● What to produce
Restate each of the lines below word for word and drop every picture.

** BEGIN **

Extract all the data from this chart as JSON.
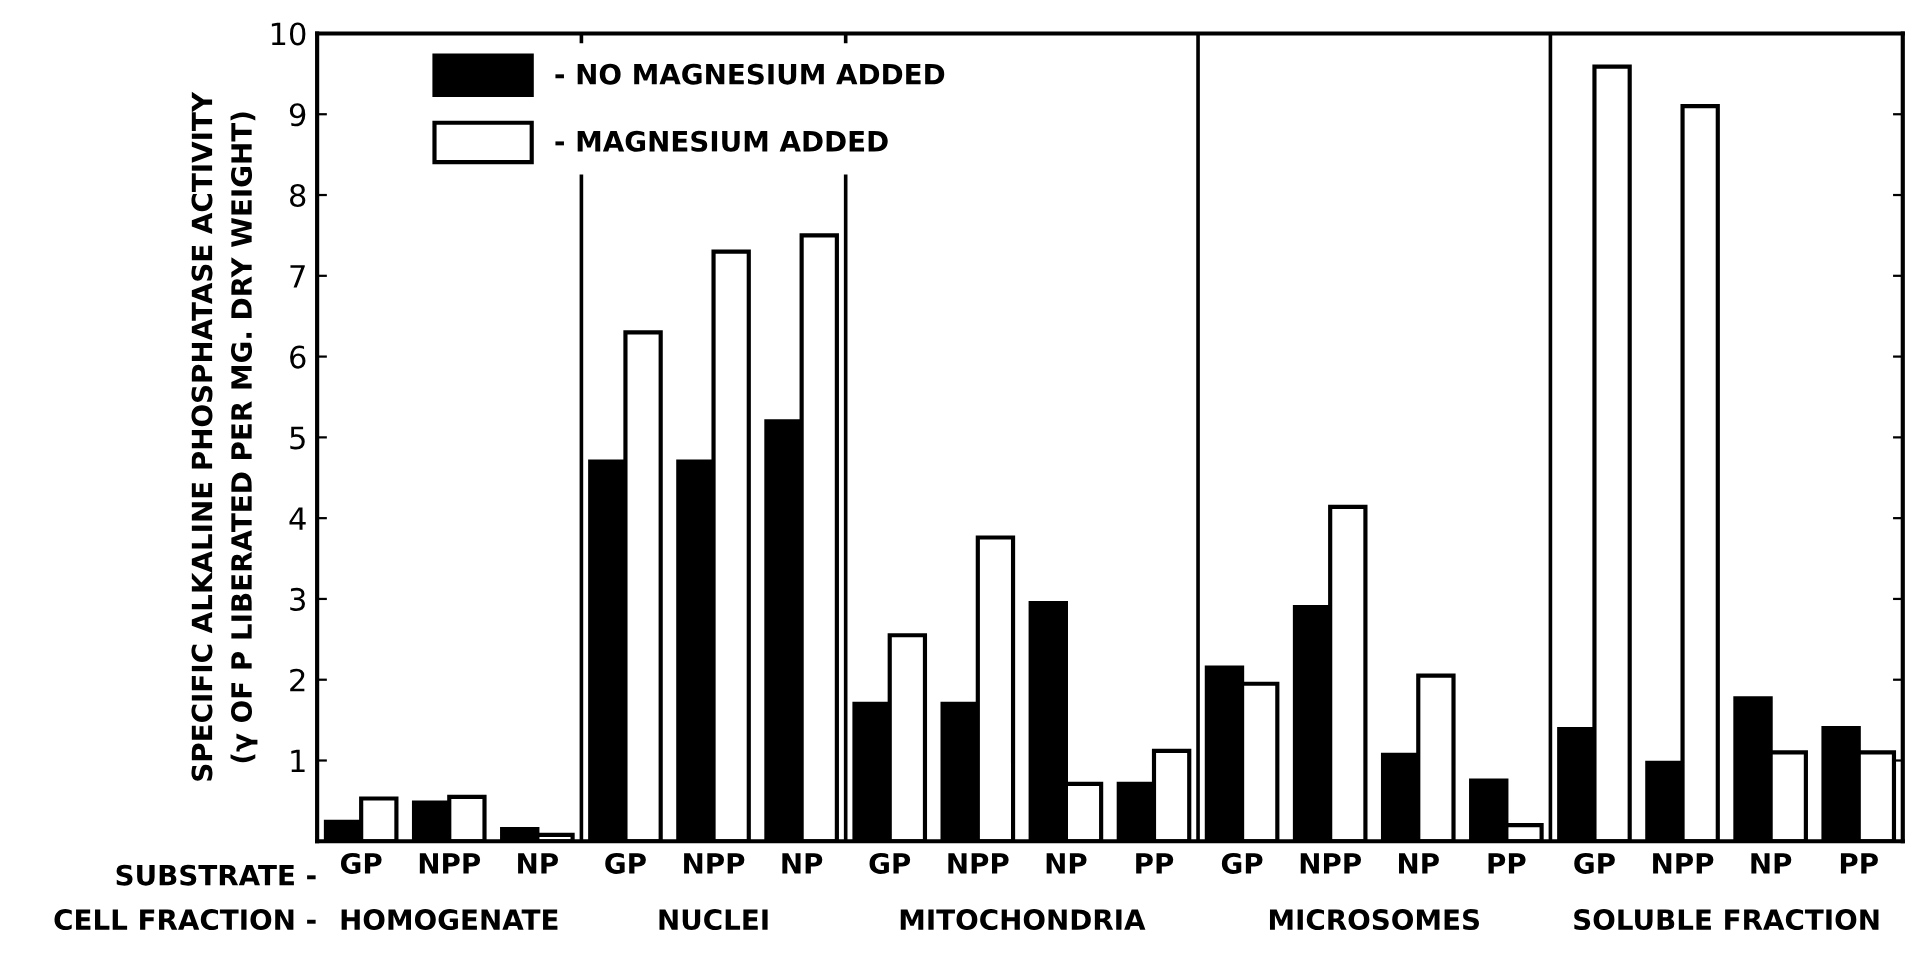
{
  "chart_data": {
    "type": "bar",
    "ylabel": "SPECIFIC ALKALINE PHOSPHATASE ACTIVITY\n(γ OF P LIBERATED PER MG. DRY WEIGHT)",
    "categories": [
      "GP",
      "NPP",
      "NP",
      "GP",
      "NPP",
      "NP",
      "GP",
      "NPP",
      "NP",
      "PP",
      "GP",
      "NPP",
      "NP",
      "PP",
      "GP",
      "NPP",
      "NP",
      "PP"
    ],
    "series": [
      {
        "name": "- NO MAGNESIUM ADDED",
        "color": "#000000",
        "values": [
          0.24,
          0.48,
          0.15,
          4.7,
          4.7,
          5.2,
          1.7,
          1.7,
          2.95,
          0.71,
          2.15,
          2.9,
          1.07,
          0.75,
          1.39,
          0.97,
          1.77,
          1.4
        ]
      },
      {
        "name": "- MAGNESIUM ADDED",
        "color": "#ffffff",
        "values": [
          0.53,
          0.55,
          0.08,
          6.3,
          7.3,
          7.5,
          2.55,
          3.76,
          0.71,
          1.12,
          1.95,
          4.14,
          2.05,
          0.2,
          9.59,
          9.1,
          1.1,
          1.1
        ]
      }
    ],
    "annotations": [
      "SUBSTRATE -",
      "CELL FRACTION -",
      "HOMOGENATE",
      "NUCLEI",
      "MITOCHONDRIA",
      "MICROSOMES",
      "SOLUBLE FRACTION"
    ],
    "ylim": [
      0,
      10
    ],
    "yticks": [
      1,
      2,
      3,
      4,
      5,
      6,
      7,
      8,
      9,
      10
    ],
    "grid": false,
    "legend": "top left"
  }
}
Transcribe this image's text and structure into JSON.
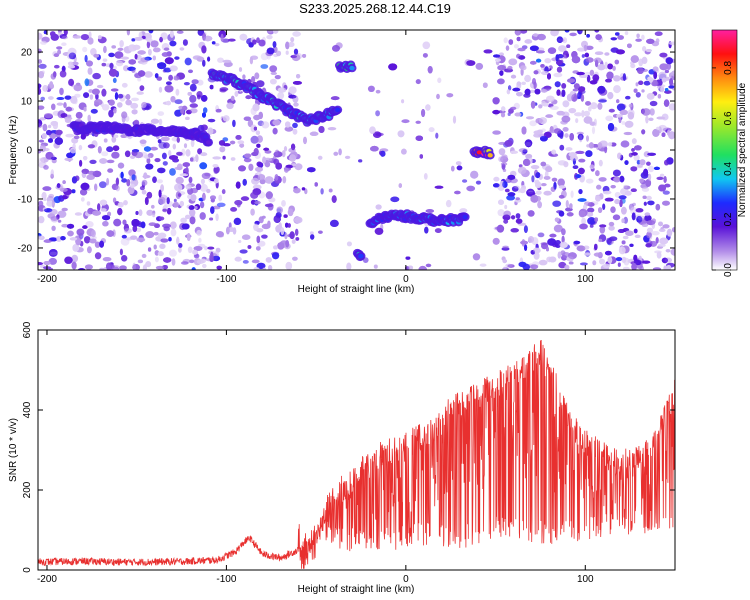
{
  "title": "S233.2025.268.12.44.C19",
  "chart_data": [
    {
      "type": "heatmap",
      "title": "S233.2025.268.12.44.C19",
      "xlabel": "Height of straight line (km)",
      "ylabel": "Frequency (Hz)",
      "xlim": [
        -205,
        150
      ],
      "ylim": [
        -24.5,
        24.5
      ],
      "xticks": [
        -200,
        -100,
        0,
        100
      ],
      "yticks": [
        -20,
        -10,
        0,
        10,
        20
      ],
      "xtick_labels": [
        "-200",
        "-100",
        "0",
        "100"
      ],
      "ytick_labels": [
        "-20",
        "-10",
        "0",
        "10",
        "20"
      ],
      "colorbar": {
        "label": "Normalized spectral amplitude",
        "range": [
          0.0,
          0.95
        ],
        "ticks": [
          0.0,
          0.2,
          0.4,
          0.6,
          0.8
        ],
        "tick_labels": [
          "0.0",
          "0.2",
          "0.4",
          "0.6",
          "0.8"
        ]
      },
      "signal_tracks": [
        {
          "name": "track-1",
          "x": [
            -185,
            -165,
            -150,
            -130,
            -115,
            -110
          ],
          "y": [
            4.5,
            4.5,
            4,
            4,
            3,
            2
          ],
          "amplitude": 0.2
        },
        {
          "name": "track-2",
          "x": [
            -108,
            -95,
            -80,
            -65,
            -55,
            -45,
            -38
          ],
          "y": [
            15.5,
            14,
            11,
            8,
            6,
            7,
            8
          ],
          "amplitude": 0.35
        },
        {
          "name": "track-3",
          "x": [
            -37,
            -30
          ],
          "y": [
            17,
            17
          ],
          "amplitude": 0.4
        },
        {
          "name": "track-4",
          "x": [
            -27,
            -25
          ],
          "y": [
            -21,
            -22
          ],
          "amplitude": 0.35
        },
        {
          "name": "track-5",
          "x": [
            -20,
            -10,
            0,
            10,
            20,
            33
          ],
          "y": [
            -15,
            -13.5,
            -13.5,
            -14,
            -14.5,
            -14
          ],
          "amplitude": 0.3
        },
        {
          "name": "track-6",
          "x": [
            38,
            42,
            47
          ],
          "y": [
            -0.5,
            -0.5,
            -0.5
          ],
          "amplitude": 0.85
        }
      ],
      "sparse_region_km": [
        -60,
        50
      ]
    },
    {
      "type": "line",
      "xlabel": "Height of straight line (km)",
      "ylabel": "SNR (10 * v/v)",
      "xlim": [
        -205,
        150
      ],
      "ylim": [
        0,
        600
      ],
      "xticks": [
        -200,
        -100,
        0,
        100
      ],
      "yticks": [
        0,
        200,
        400,
        600
      ],
      "xtick_labels": [
        "-200",
        "-100",
        "0",
        "100"
      ],
      "ytick_labels": [
        "0",
        "200",
        "400",
        "600"
      ],
      "color": "#e8302f",
      "series": [
        {
          "name": "SNR",
          "x": [
            -205,
            -180,
            -160,
            -140,
            -120,
            -105,
            -100,
            -95,
            -90,
            -87,
            -80,
            -70,
            -60,
            -50,
            -45,
            -40,
            -35,
            -30,
            -25,
            -20,
            -15,
            -10,
            -5,
            0,
            5,
            10,
            15,
            20,
            30,
            40,
            50,
            60,
            70,
            75,
            80,
            85,
            90,
            95,
            100,
            105,
            110,
            115,
            120,
            125,
            130,
            135,
            140,
            145,
            150
          ],
          "y": [
            20,
            22,
            20,
            20,
            22,
            25,
            35,
            45,
            70,
            80,
            40,
            30,
            50,
            100,
            180,
            220,
            240,
            260,
            290,
            300,
            320,
            330,
            340,
            350,
            360,
            370,
            380,
            420,
            450,
            470,
            500,
            520,
            560,
            580,
            530,
            480,
            420,
            380,
            360,
            340,
            330,
            320,
            300,
            310,
            320,
            330,
            380,
            420,
            480
          ]
        }
      ],
      "series_lows": [
        -205,
        -45,
        -25,
        -5,
        10,
        30,
        50,
        80,
        110,
        150
      ],
      "low_values": [
        10,
        60,
        40,
        50,
        60,
        50,
        80,
        60,
        80,
        100
      ]
    }
  ]
}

** END **

● Answer to this problem
Extract all the data from this chart as JSON.
{
  "chart_data": {
    "type": "bar",
    "ylabel": "SPECIFIC ALKALINE PHOSPHATASE ACTIVITY\n(γ OF P LIBERATED PER MG. DRY WEIGHT)",
    "categories": [
      "GP",
      "NPP",
      "NP",
      "GP",
      "NPP",
      "NP",
      "GP",
      "NPP",
      "NP",
      "PP",
      "GP",
      "NPP",
      "NP",
      "PP",
      "GP",
      "NPP",
      "NP",
      "PP"
    ],
    "series": [
      {
        "name": "- NO MAGNESIUM ADDED",
        "color": "#000000",
        "values": [
          0.24,
          0.48,
          0.15,
          4.7,
          4.7,
          5.2,
          1.7,
          1.7,
          2.95,
          0.71,
          2.15,
          2.9,
          1.07,
          0.75,
          1.39,
          0.97,
          1.77,
          1.4
        ]
      },
      {
        "name": "- MAGNESIUM ADDED",
        "color": "#ffffff",
        "values": [
          0.53,
          0.55,
          0.08,
          6.3,
          7.3,
          7.5,
          2.55,
          3.76,
          0.71,
          1.12,
          1.95,
          4.14,
          2.05,
          0.2,
          9.59,
          9.1,
          1.1,
          1.1
        ]
      }
    ],
    "annotations": [
      "SUBSTRATE -",
      "CELL FRACTION -",
      "HOMOGENATE",
      "NUCLEI",
      "MITOCHONDRIA",
      "MICROSOMES",
      "SOLUBLE FRACTION"
    ],
    "ylim": [
      0,
      10
    ],
    "yticks": [
      1,
      2,
      3,
      4,
      5,
      6,
      7,
      8,
      9,
      10
    ],
    "grid": false,
    "legend": "top left"
  }
}
Transcribe this image's text and structure into JSON.
{
  "title": "S233.2025.268.12.44.C19",
  "chart_data": [
    {
      "type": "heatmap",
      "title": "S233.2025.268.12.44.C19",
      "xlabel": "Height of straight line (km)",
      "ylabel": "Frequency (Hz)",
      "xlim": [
        -205,
        150
      ],
      "ylim": [
        -24.5,
        24.5
      ],
      "xticks": [
        -200,
        -100,
        0,
        100
      ],
      "yticks": [
        -20,
        -10,
        0,
        10,
        20
      ],
      "xtick_labels": [
        "-200",
        "-100",
        "0",
        "100"
      ],
      "ytick_labels": [
        "-20",
        "-10",
        "0",
        "10",
        "20"
      ],
      "colorbar": {
        "label": "Normalized spectral amplitude",
        "range": [
          0.0,
          0.95
        ],
        "ticks": [
          0.0,
          0.2,
          0.4,
          0.6,
          0.8
        ],
        "tick_labels": [
          "0.0",
          "0.2",
          "0.4",
          "0.6",
          "0.8"
        ]
      },
      "signal_tracks": [
        {
          "name": "track-1",
          "x": [
            -185,
            -165,
            -150,
            -130,
            -115,
            -110
          ],
          "y": [
            4.5,
            4.5,
            4,
            4,
            3,
            2
          ],
          "amplitude": 0.2
        },
        {
          "name": "track-2",
          "x": [
            -108,
            -95,
            -80,
            -65,
            -55,
            -45,
            -38
          ],
          "y": [
            15.5,
            14,
            11,
            8,
            6,
            7,
            8
          ],
          "amplitude": 0.35
        },
        {
          "name": "track-3",
          "x": [
            -37,
            -30
          ],
          "y": [
            17,
            17
          ],
          "amplitude": 0.4
        },
        {
          "name": "track-4",
          "x": [
            -27,
            -25
          ],
          "y": [
            -21,
            -22
          ],
          "amplitude": 0.35
        },
        {
          "name": "track-5",
          "x": [
            -20,
            -10,
            0,
            10,
            20,
            33
          ],
          "y": [
            -15,
            -13.5,
            -13.5,
            -14,
            -14.5,
            -14
          ],
          "amplitude": 0.3
        },
        {
          "name": "track-6",
          "x": [
            38,
            42,
            47
          ],
          "y": [
            -0.5,
            -0.5,
            -0.5
          ],
          "amplitude": 0.85
        }
      ],
      "sparse_region_km": [
        -60,
        50
      ]
    },
    {
      "type": "line",
      "xlabel": "Height of straight line (km)",
      "ylabel": "SNR (10 * v/v)",
      "xlim": [
        -205,
        150
      ],
      "ylim": [
        0,
        600
      ],
      "xticks": [
        -200,
        -100,
        0,
        100
      ],
      "yticks": [
        0,
        200,
        400,
        600
      ],
      "xtick_labels": [
        "-200",
        "-100",
        "0",
        "100"
      ],
      "ytick_labels": [
        "0",
        "200",
        "400",
        "600"
      ],
      "color": "#e8302f",
      "series": [
        {
          "name": "SNR",
          "x": [
            -205,
            -180,
            -160,
            -140,
            -120,
            -105,
            -100,
            -95,
            -90,
            -87,
            -80,
            -70,
            -60,
            -50,
            -45,
            -40,
            -35,
            -30,
            -25,
            -20,
            -15,
            -10,
            -5,
            0,
            5,
            10,
            15,
            20,
            30,
            40,
            50,
            60,
            70,
            75,
            80,
            85,
            90,
            95,
            100,
            105,
            110,
            115,
            120,
            125,
            130,
            135,
            140,
            145,
            150
          ],
          "y": [
            20,
            22,
            20,
            20,
            22,
            25,
            35,
            45,
            70,
            80,
            40,
            30,
            50,
            100,
            180,
            220,
            240,
            260,
            290,
            300,
            320,
            330,
            340,
            350,
            360,
            370,
            380,
            420,
            450,
            470,
            500,
            520,
            560,
            580,
            530,
            480,
            420,
            380,
            360,
            340,
            330,
            320,
            300,
            310,
            320,
            330,
            380,
            420,
            480
          ]
        }
      ],
      "series_lows": [
        -205,
        -45,
        -25,
        -5,
        10,
        30,
        50,
        80,
        110,
        150
      ],
      "low_values": [
        10,
        60,
        40,
        50,
        60,
        50,
        80,
        60,
        80,
        100
      ]
    }
  ]
}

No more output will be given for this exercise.